Required work
In the biographical extract on the architect Ole Peter Riis Høegh, whom did Høegh replace as town surveyor in Christiania in 1828?

Extract provided
┌────────

Ole Peter Riis Høegh (July 27, 1806 – March 1, 1852) was a Norwegian architect who was one of Norway's first trained civilian architects and was Bergen's first town surveyor. Høegh was born in Grue, Norway. He designed several significant buildings in Bergen and Trondheim. Stylistically, Høegh's architecture is characterized by Neoclassicism, but also contains early touches of Historicism. He died in Bergen.

==Early life ==
Høegh received his first training in architecture under the architect Jørgen Gerhard Løser. After this, he studied at the Royal School of Drawing under Hans Linstow. In 1823, Høegh was hired by Linstow as a draftsman for the Royal Palace. In 1825 and 1826 he was a supervisor at Hadeland in charge of quarrying soapstone for the palace. As Linstow's assistant, he was involved in the plans for Grue Church, and created drawings for details and the interior. He worked as an assistant to Linstow until 1828, when he replaced Christian Heinrich Grosch as town surveyor in Christiania (now Oslo). From 1829 to 1830, he worked as a foreman in the construction of Immanuel Church and the secondary school in Frederikshald (now Halden) based on designs by Grosch.

==Trondheim==
In 1830, Høegh moved to Trondheim, where he was responsible for a number of important construction projects over the next five years. Both the forced-labor prison (now the National Museum of Justice) and the Military Hospital were built based on Høegh's plans. The former Bank of Norway main office was built from 1830 to 1832. In cooperation with Gustav Adolph Lammers, Høegh designed the Tronka asylum (built from 1836 to 1842). In 1834, he was involved in the construction of a new Gothic vault in the octagon of Nidaros Cathedral and he prepared a proposal for needed repairs. In 1835 he submitted the first proposal for replacing the cathedral dome.

==Bergen==
By 1832, Høegh had been appointed town surveyor in Bergen, but he did not take office there until 1835 because of all of the commissions that he had in Trondheim. The biographer Arno Berg writes that "On the whole, I believe that during the years Høegh was working in Bergen he was engaged in scattered building activities, with some prominent architecture in the city and its vicinity in his hands." There is no doubt that all of the manor houses attributed to him, including Urdi House, Christinegård Mansion, Helland House and Wernersholm, truly are his work.

The buildings in Bergen attributed to him with greater certainty were designed between 1836 and 1845, and they show the influence of German Romantic Classicism. In 1836 and 1837, Høegh traveled for study in Copenhagen, Hamburg, Berlin, and Potsdam, and his later architecture shows the strong influence of leading German architects such as Karl Friedrich Schinkel.

└────────

Provided data
┌────────

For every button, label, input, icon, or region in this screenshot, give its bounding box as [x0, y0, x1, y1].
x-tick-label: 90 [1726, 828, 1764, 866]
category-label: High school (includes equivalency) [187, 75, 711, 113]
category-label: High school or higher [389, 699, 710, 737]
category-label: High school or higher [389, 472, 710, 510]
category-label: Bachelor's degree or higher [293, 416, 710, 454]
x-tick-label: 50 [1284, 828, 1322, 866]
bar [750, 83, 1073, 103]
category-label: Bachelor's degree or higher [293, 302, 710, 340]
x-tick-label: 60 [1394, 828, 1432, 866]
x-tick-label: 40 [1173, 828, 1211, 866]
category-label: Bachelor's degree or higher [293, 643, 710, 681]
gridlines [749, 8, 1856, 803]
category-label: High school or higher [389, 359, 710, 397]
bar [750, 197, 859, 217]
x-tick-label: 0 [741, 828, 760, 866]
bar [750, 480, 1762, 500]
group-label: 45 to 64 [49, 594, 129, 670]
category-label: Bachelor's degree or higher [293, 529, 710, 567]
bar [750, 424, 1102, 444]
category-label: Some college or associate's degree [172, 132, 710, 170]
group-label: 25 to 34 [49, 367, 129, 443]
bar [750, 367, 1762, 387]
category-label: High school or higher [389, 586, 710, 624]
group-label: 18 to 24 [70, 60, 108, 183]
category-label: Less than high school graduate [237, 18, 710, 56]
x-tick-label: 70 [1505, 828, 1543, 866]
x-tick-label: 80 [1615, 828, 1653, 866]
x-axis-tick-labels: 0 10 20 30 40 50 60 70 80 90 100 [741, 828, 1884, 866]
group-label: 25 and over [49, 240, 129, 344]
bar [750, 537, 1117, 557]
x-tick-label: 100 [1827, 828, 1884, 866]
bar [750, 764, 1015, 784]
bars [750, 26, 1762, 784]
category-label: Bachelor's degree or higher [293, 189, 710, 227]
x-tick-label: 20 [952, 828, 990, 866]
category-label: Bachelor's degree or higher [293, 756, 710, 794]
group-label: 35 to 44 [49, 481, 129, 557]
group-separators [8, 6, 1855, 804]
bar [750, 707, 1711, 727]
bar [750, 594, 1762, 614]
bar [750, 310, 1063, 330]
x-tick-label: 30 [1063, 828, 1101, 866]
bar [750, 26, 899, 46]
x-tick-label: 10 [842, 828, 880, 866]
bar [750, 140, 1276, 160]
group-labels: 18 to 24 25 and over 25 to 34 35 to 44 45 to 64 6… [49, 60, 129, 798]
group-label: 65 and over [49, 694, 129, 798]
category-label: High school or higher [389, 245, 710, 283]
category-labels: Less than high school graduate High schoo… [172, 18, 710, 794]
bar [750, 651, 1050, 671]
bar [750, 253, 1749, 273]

└────────

Written response
Christian Heinrich Grosch